Consigne :: Réécrivez le passage de l'article sur le projet coton de Kankan qui commence par « A noter que » et s'arrête après « www.kababachir.com à Kankan. », en remplaçant « firme cotonnière » par « entreprise cotonnière ».

Projet coton de Kankan : Les transporteurs exigent le débarquement de leurs camions


Une nouvelle grogne secoue actuellement l’usine du projet coton de Kankan, situé  au quartier Kankan-Koura, dans la périphérie de la commune urbaine. Après les ouvriers, cette fois-ci ce sont les conducteurs des camions poids-lourd assurant le transport de la matière première, aidés par leurs jeunes apprentis, qui ont barricadé ce mercredi 23 mai toutes les entrées menant à l’enceinte de l’usine. Objectif de cette démonstration de colère, exiger aux autorités, d’ordonner le déchargement de leurs camions, des tonnes de  fibre cotonnière et le payement des frais de transport.

Comme convenu, ils ont assuré l’acheminement de plusieurs milliers de tonne de coton, fruit de la précédente campagne de récolte, des différents lieux de production vers l’usine de traitement. Mais après de nombreuses semaines d’attente, les responsables de cette usine, peinent à donner le feu vert pour le débarquement. C’est pourquoi, ces transporteurs de l’or blanc, et leurs apprentis sont en colère. Bakary Traoré, et Moussa Kourouma se sont plaint au nom de toute  la bande de chauffeurs frondeurs.

« C’est nous qui transportons le coton des champs de production jusqu’à l’usine de traitement. On souffre en brousse là-bas. Arrivé ici on nous fatigue encore. Bien avant le début du mois de ramadan, tous nos camions sont immobilisés ici. Le mien nécessite des travaux de dépannage mais je ne peux pas aller au garage, parce qu’ils détiennent mon argent qui s’élève à plus de 3.000.000. Les gens ont faim. Comment on va faire, faire si nos véhicules sont immobilisés là. D’habitude, les véhicules stationnent à l’intérieur de la cour. Mais ils nous ont stationnés aux alentours. C’est la raison pour laquelle, ce matin nous avons bloqué toutes les  issus d’entrée. Personne n’entre ni ne sort. Il faut qu’on paye d’abord notre argent». Ont-ils affirmé.

Selon leurs explications aucun compromis pour l’instant, n’a été trouvé avec les responsables depuis le début de cette manifestation.

« Au départ, ils nous ont dit qu’il y a pas de gazole. Après plusieurs jours d’attente on ’aboutir à aucune issue favorable. Ils nous ont carrément dis qu’il n’y a pas d’argent. Qu’ils nous payent et qu’ils  déchargent nos camions. C’est tout ce qu’on demande ». Ont-ils conclu.

A noter que les autorités qui ont en charge la gestion de cette firme cotonnière, n’ont jusqu’ici rien affirmé concernant cette énième crise qui menace les travaux de l’usine.

CHEICK-SEKOU BERTHE, CORRESPONDANT www.kababachir.com à Kankan.

Données à analyser ::
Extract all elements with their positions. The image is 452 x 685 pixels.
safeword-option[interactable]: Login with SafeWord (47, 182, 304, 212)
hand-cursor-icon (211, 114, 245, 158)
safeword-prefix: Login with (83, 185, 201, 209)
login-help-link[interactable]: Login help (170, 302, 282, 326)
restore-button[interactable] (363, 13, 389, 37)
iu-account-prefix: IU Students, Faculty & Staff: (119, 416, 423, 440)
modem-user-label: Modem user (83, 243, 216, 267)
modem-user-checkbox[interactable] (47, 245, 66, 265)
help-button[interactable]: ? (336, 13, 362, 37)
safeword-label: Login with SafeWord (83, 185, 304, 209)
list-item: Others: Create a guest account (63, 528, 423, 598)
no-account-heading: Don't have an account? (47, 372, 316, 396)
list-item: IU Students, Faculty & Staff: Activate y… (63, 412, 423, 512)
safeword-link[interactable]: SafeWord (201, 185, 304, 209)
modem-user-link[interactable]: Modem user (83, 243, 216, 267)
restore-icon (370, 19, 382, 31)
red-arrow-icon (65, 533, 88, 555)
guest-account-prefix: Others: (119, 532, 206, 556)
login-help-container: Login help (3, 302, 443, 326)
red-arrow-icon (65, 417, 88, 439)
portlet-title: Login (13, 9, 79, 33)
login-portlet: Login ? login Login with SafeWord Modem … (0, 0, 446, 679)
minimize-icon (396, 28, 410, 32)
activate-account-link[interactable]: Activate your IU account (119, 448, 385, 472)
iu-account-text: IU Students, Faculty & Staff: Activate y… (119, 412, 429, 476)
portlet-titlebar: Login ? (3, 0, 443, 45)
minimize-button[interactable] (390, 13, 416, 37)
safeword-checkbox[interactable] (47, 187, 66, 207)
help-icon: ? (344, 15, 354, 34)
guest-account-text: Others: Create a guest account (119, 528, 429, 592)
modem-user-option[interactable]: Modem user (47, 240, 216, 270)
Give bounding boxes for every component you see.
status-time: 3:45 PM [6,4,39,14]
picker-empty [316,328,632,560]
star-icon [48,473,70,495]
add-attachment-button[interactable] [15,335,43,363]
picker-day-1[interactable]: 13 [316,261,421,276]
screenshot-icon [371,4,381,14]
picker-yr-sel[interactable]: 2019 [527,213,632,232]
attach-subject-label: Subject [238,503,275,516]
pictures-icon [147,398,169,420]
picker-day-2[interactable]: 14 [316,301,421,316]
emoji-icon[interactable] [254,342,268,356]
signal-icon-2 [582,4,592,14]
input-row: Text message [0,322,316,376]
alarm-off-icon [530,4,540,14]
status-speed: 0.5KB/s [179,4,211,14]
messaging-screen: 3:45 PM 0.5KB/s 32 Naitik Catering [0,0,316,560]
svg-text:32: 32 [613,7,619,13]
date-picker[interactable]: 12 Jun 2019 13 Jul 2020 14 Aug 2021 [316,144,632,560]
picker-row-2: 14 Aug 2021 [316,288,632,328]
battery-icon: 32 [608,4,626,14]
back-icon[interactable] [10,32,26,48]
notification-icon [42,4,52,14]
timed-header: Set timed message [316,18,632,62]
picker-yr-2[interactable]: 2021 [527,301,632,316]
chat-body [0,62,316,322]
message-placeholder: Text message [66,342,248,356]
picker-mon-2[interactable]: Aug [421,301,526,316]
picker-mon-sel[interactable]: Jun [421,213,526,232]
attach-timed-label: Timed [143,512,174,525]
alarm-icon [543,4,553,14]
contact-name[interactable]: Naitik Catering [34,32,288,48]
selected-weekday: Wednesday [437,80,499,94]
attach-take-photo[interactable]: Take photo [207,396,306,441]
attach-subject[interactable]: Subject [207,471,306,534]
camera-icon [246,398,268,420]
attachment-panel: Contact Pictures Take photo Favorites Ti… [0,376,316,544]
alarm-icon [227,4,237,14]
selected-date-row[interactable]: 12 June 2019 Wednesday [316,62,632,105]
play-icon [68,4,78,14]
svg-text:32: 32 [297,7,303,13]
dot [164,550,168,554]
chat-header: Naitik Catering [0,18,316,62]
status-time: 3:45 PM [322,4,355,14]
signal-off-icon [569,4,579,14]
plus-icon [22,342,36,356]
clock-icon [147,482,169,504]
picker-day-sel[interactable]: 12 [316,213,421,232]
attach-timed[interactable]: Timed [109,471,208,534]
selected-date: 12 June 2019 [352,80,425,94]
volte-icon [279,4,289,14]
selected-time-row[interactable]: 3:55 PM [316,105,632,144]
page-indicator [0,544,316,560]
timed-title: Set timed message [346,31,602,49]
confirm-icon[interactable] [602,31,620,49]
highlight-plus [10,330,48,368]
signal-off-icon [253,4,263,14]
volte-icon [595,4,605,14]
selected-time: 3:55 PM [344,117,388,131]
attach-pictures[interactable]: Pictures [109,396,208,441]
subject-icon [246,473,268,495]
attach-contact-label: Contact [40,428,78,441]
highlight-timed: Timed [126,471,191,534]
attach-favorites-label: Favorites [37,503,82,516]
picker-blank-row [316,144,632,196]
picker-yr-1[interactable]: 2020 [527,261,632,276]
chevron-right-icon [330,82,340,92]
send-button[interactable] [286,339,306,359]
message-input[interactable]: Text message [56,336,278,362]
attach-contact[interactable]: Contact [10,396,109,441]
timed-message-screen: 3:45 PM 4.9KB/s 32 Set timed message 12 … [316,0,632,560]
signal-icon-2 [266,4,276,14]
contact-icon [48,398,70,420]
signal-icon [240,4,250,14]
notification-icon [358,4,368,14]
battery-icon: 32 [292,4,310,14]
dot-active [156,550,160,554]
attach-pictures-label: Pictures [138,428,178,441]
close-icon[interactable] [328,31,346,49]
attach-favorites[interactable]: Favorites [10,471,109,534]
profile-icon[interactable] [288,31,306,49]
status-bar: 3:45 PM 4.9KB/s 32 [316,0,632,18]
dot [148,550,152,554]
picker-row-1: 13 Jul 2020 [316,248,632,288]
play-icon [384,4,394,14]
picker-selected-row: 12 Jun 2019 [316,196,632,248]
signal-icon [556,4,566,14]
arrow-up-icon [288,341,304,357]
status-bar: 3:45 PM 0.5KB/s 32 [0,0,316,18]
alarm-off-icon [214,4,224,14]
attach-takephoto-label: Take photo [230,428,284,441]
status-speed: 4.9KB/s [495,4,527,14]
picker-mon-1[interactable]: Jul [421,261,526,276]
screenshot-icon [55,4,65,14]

Corrigé ::
A noter que les autorités qui ont en charge la gestion de cette entreprise cotonnière, n’ont jusqu’ici rien affirmé concernant cette énième crise qui menace les travaux de l’usine.

CHEICK-SEKOU BERTHE, CORRESPONDANT www.kababachir.com à Kankan.